__Required task__
Every record should be repeated exactly, except that pictures are left out.

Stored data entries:

══════════

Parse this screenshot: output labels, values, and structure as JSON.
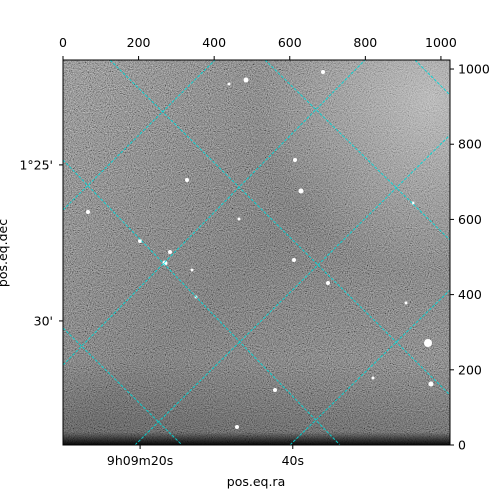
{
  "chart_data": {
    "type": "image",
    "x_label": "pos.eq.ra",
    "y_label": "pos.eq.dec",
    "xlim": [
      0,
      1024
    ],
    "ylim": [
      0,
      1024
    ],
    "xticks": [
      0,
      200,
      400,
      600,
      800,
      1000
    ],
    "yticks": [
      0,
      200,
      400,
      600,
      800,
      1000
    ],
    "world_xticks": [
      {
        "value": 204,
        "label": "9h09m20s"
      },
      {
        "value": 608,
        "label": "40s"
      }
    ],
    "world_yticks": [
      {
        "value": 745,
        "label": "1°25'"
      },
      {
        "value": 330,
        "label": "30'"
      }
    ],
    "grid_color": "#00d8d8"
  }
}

══════════

__Answer__
Parse this screenshot: output labels, values, and structure as JSON.
{
  "chart_data": {
    "type": "image",
    "x_label": "pos.eq.ra",
    "y_label": "pos.eq.dec",
    "xlim": [
      0,
      1024
    ],
    "ylim": [
      0,
      1024
    ],
    "xticks": [
      0,
      200,
      400,
      600,
      800,
      1000
    ],
    "yticks": [
      0,
      200,
      400,
      600,
      800,
      1000
    ],
    "world_xticks": [
      {
        "value": 204,
        "label": "9h09m20s"
      },
      {
        "value": 608,
        "label": "40s"
      }
    ],
    "world_yticks": [
      {
        "value": 745,
        "label": "1°25'"
      },
      {
        "value": 330,
        "label": "30'"
      }
    ],
    "grid_color": "#00d8d8"
  }
}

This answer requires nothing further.